§ **Task**
Reproduce every line of the records below character for character, omitting the pictures from your answer.

§ **Task data**
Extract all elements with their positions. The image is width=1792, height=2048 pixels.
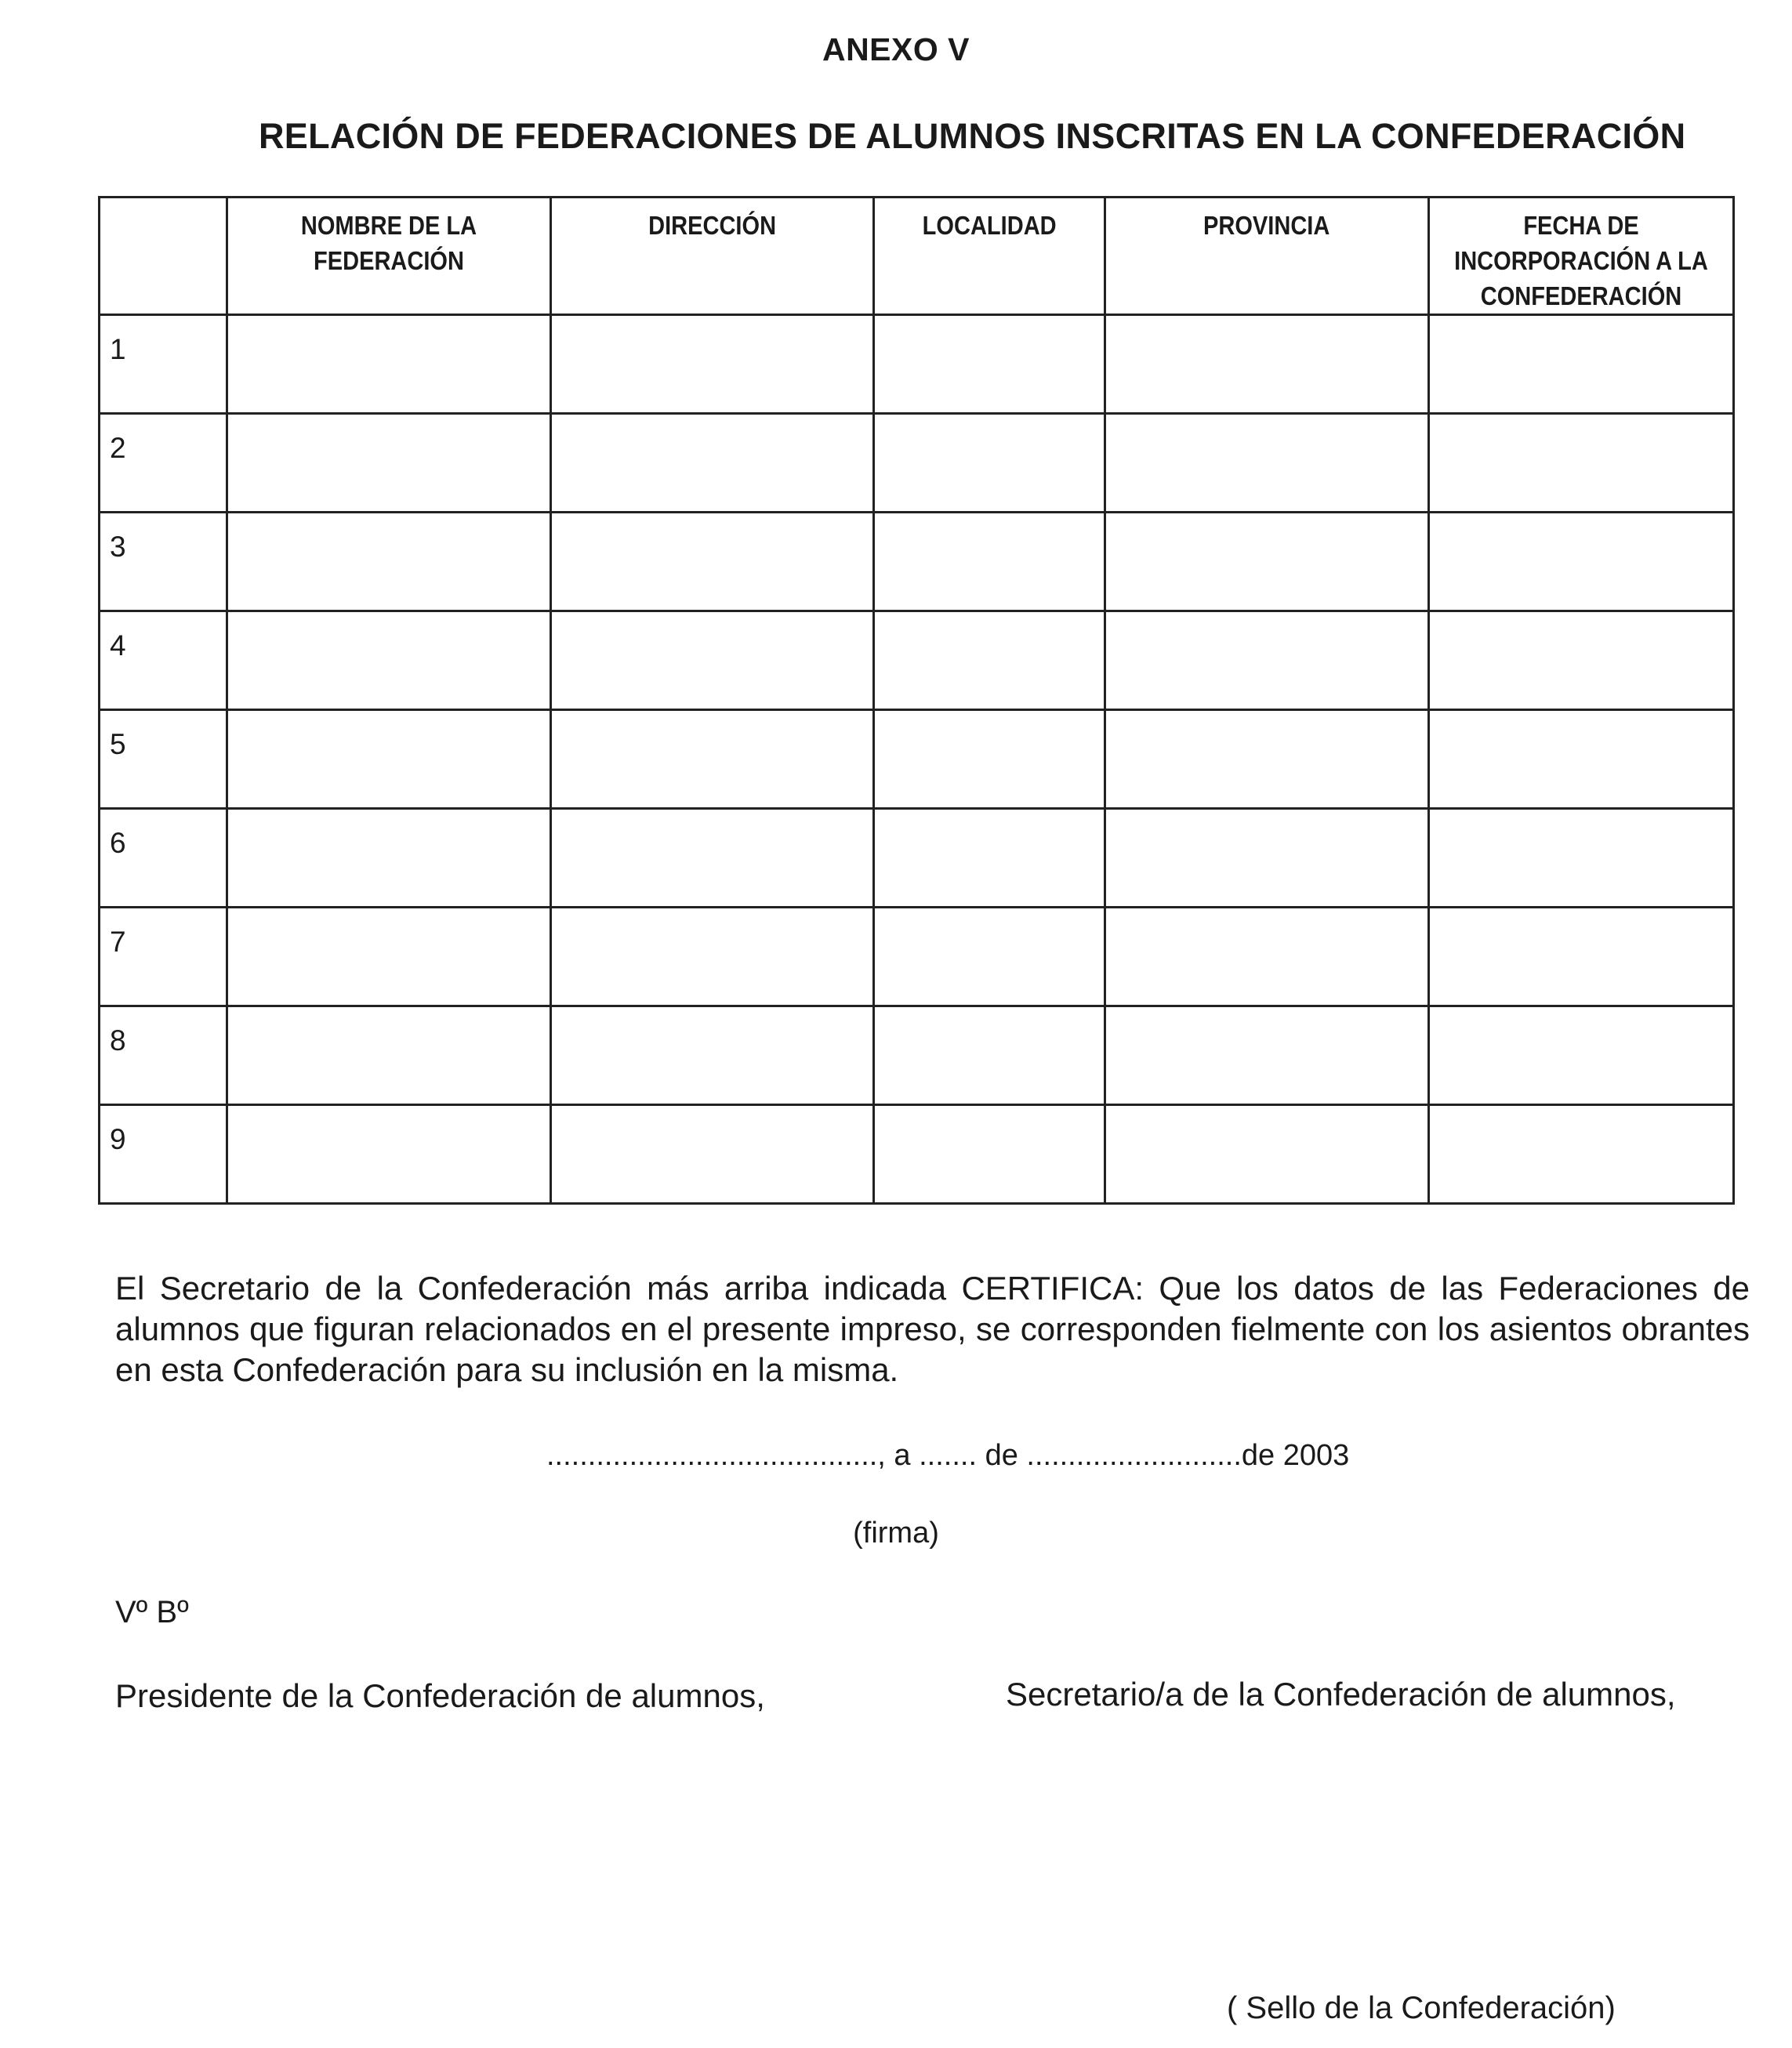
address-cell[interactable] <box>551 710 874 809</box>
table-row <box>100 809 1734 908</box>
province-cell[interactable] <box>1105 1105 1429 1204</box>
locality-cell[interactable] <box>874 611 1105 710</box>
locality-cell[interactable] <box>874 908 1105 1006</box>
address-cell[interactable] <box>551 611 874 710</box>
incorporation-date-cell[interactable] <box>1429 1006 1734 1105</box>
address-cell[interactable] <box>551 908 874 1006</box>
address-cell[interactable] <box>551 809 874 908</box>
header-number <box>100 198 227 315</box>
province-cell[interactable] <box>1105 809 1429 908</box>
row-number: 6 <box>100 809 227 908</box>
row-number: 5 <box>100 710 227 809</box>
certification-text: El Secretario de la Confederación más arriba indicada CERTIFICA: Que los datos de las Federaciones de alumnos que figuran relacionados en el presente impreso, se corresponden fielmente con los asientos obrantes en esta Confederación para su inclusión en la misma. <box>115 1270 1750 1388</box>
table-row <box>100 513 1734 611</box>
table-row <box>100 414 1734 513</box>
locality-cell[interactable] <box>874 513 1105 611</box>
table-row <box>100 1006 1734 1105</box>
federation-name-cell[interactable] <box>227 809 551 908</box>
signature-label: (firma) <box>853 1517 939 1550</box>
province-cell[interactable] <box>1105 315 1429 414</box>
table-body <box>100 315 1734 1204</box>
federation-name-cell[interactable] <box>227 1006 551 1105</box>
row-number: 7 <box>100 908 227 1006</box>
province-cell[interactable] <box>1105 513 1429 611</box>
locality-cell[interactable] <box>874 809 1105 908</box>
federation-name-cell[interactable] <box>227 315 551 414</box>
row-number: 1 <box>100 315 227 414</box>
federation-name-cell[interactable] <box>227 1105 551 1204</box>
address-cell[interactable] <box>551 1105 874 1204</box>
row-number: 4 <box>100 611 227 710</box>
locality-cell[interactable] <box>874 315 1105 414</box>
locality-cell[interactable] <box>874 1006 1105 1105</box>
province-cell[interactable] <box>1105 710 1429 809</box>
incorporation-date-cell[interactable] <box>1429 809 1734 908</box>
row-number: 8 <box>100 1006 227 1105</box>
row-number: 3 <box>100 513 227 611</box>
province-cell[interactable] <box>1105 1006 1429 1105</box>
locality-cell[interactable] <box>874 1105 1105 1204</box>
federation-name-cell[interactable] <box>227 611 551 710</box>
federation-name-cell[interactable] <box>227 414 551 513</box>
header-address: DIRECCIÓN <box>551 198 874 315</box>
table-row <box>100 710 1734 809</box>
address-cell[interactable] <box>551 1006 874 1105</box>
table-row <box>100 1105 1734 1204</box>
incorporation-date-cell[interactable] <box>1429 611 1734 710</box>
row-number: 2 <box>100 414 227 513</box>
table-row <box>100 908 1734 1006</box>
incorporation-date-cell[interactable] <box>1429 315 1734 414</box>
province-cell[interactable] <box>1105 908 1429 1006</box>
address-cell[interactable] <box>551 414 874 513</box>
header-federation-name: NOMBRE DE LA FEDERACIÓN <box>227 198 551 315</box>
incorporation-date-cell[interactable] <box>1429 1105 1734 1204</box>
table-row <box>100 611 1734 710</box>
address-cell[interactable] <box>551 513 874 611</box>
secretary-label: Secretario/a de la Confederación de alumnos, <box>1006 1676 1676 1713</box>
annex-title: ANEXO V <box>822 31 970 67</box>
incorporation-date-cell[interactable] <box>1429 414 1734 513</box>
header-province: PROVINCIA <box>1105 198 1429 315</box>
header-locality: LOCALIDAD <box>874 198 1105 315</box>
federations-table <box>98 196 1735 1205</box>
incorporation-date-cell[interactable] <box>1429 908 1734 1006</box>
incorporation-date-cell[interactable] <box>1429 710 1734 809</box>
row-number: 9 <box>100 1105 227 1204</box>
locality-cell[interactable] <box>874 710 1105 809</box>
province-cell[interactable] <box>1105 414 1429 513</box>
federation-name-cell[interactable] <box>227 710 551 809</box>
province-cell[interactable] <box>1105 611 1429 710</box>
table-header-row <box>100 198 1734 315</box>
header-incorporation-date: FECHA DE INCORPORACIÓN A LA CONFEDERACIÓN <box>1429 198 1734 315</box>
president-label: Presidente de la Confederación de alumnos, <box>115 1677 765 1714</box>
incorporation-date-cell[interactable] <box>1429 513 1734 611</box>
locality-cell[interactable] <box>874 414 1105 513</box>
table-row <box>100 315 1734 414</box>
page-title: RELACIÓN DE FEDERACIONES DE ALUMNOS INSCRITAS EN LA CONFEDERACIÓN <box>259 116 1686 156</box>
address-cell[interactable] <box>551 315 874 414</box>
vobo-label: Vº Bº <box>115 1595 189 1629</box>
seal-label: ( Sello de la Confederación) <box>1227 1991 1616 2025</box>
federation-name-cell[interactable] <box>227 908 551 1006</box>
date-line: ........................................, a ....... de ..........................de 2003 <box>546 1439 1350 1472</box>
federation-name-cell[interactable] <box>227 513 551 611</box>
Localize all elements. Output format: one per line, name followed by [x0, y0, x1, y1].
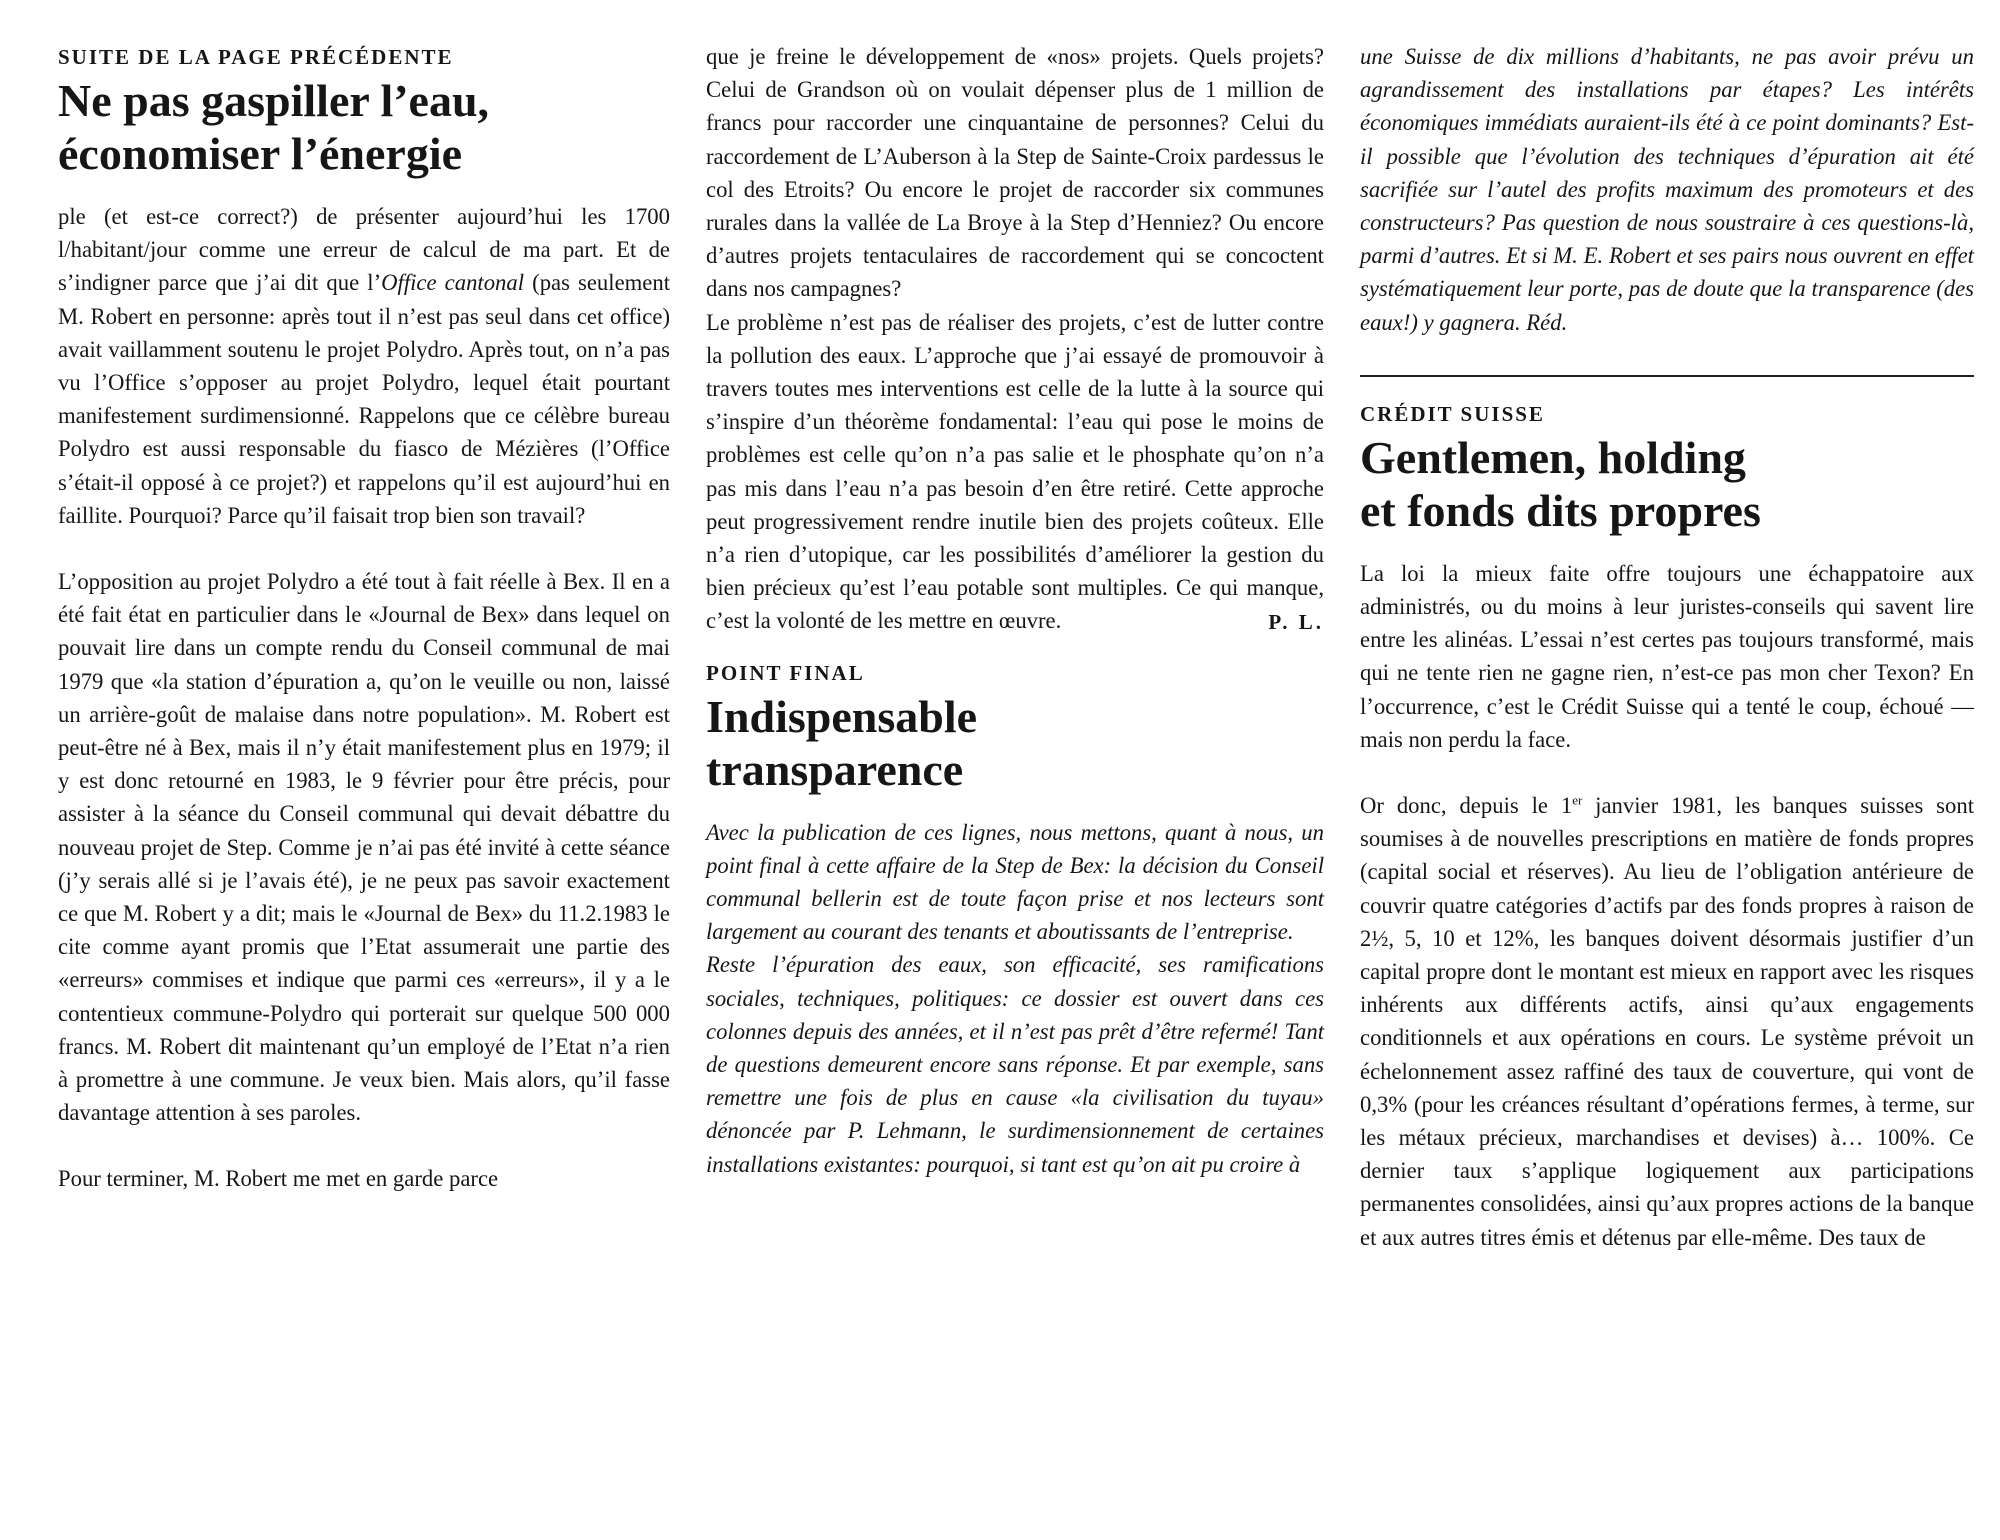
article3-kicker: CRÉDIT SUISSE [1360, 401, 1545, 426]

§ **Exercise output**
Extract all elements with their positions. The image is width=1792, height=2048 pixels.
address-cell[interactable] <box>551 710 874 809</box>
table-row <box>100 809 1734 908</box>
province-cell[interactable] <box>1105 1105 1429 1204</box>
locality-cell[interactable] <box>874 611 1105 710</box>
locality-cell[interactable] <box>874 908 1105 1006</box>
address-cell[interactable] <box>551 611 874 710</box>
incorporation-date-cell[interactable] <box>1429 1006 1734 1105</box>
address-cell[interactable] <box>551 908 874 1006</box>
address-cell[interactable] <box>551 809 874 908</box>
header-number <box>100 198 227 315</box>
province-cell[interactable] <box>1105 809 1429 908</box>
row-number: 6 <box>100 809 227 908</box>
row-number: 5 <box>100 710 227 809</box>
certification-text: El Secretario de la Confederación más arriba indicada CERTIFICA: Que los datos de las Federaciones de alumnos que figuran relacionados en el presente impreso, se corresponden fielmente con los asientos obrantes en esta Confederación para su inclusión en la misma. <box>115 1270 1750 1388</box>
table-row <box>100 513 1734 611</box>
table-row <box>100 414 1734 513</box>
locality-cell[interactable] <box>874 513 1105 611</box>
table-row <box>100 1006 1734 1105</box>
federation-name-cell[interactable] <box>227 809 551 908</box>
signature-label: (firma) <box>853 1517 939 1550</box>
province-cell[interactable] <box>1105 315 1429 414</box>
table-body <box>100 315 1734 1204</box>
federation-name-cell[interactable] <box>227 1006 551 1105</box>
row-number: 7 <box>100 908 227 1006</box>
province-cell[interactable] <box>1105 513 1429 611</box>
locality-cell[interactable] <box>874 809 1105 908</box>
federation-name-cell[interactable] <box>227 315 551 414</box>
row-number: 1 <box>100 315 227 414</box>
federation-name-cell[interactable] <box>227 1105 551 1204</box>
address-cell[interactable] <box>551 1105 874 1204</box>
row-number: 4 <box>100 611 227 710</box>
locality-cell[interactable] <box>874 315 1105 414</box>
locality-cell[interactable] <box>874 1006 1105 1105</box>
province-cell[interactable] <box>1105 710 1429 809</box>
incorporation-date-cell[interactable] <box>1429 809 1734 908</box>
row-number: 8 <box>100 1006 227 1105</box>
row-number: 3 <box>100 513 227 611</box>
province-cell[interactable] <box>1105 1006 1429 1105</box>
locality-cell[interactable] <box>874 1105 1105 1204</box>
federation-name-cell[interactable] <box>227 611 551 710</box>
federation-name-cell[interactable] <box>227 414 551 513</box>
header-address: DIRECCIÓN <box>551 198 874 315</box>
table-row <box>100 710 1734 809</box>
address-cell[interactable] <box>551 1006 874 1105</box>
table-row <box>100 1105 1734 1204</box>
incorporation-date-cell[interactable] <box>1429 611 1734 710</box>
row-number: 2 <box>100 414 227 513</box>
table-row <box>100 908 1734 1006</box>
incorporation-date-cell[interactable] <box>1429 315 1734 414</box>
province-cell[interactable] <box>1105 908 1429 1006</box>
address-cell[interactable] <box>551 414 874 513</box>
header-federation-name: NOMBRE DE LA FEDERACIÓN <box>227 198 551 315</box>
incorporation-date-cell[interactable] <box>1429 1105 1734 1204</box>
table-row <box>100 611 1734 710</box>
address-cell[interactable] <box>551 513 874 611</box>
secretary-label: Secretario/a de la Confederación de alumnos, <box>1006 1676 1676 1713</box>
annex-title: ANEXO V <box>822 31 970 67</box>
incorporation-date-cell[interactable] <box>1429 414 1734 513</box>
header-province: PROVINCIA <box>1105 198 1429 315</box>
header-locality: LOCALIDAD <box>874 198 1105 315</box>
federations-table <box>98 196 1735 1205</box>
incorporation-date-cell[interactable] <box>1429 908 1734 1006</box>
incorporation-date-cell[interactable] <box>1429 710 1734 809</box>
row-number: 9 <box>100 1105 227 1204</box>
locality-cell[interactable] <box>874 710 1105 809</box>
province-cell[interactable] <box>1105 414 1429 513</box>
federation-name-cell[interactable] <box>227 710 551 809</box>
province-cell[interactable] <box>1105 611 1429 710</box>
table-header-row <box>100 198 1734 315</box>
header-incorporation-date: FECHA DE INCORPORACIÓN A LA CONFEDERACIÓN <box>1429 198 1734 315</box>
president-label: Presidente de la Confederación de alumnos, <box>115 1677 765 1714</box>
incorporation-date-cell[interactable] <box>1429 513 1734 611</box>
locality-cell[interactable] <box>874 414 1105 513</box>
table-row <box>100 315 1734 414</box>
page-title: RELACIÓN DE FEDERACIONES DE ALUMNOS INSCRITAS EN LA CONFEDERACIÓN <box>259 116 1686 156</box>
address-cell[interactable] <box>551 315 874 414</box>
vobo-label: Vº Bº <box>115 1595 189 1629</box>
seal-label: ( Sello de la Confederación) <box>1227 1991 1616 2025</box>
federation-name-cell[interactable] <box>227 908 551 1006</box>
date-line: ........................................, a ....... de ..........................de 2003 <box>546 1439 1350 1472</box>
federation-name-cell[interactable] <box>227 513 551 611</box>
Localize all elements. Output format: one per line, name followed by [x0, y0, x1, y1].
article3-kicker: CRÉDIT SUISSE [1360, 401, 1545, 426]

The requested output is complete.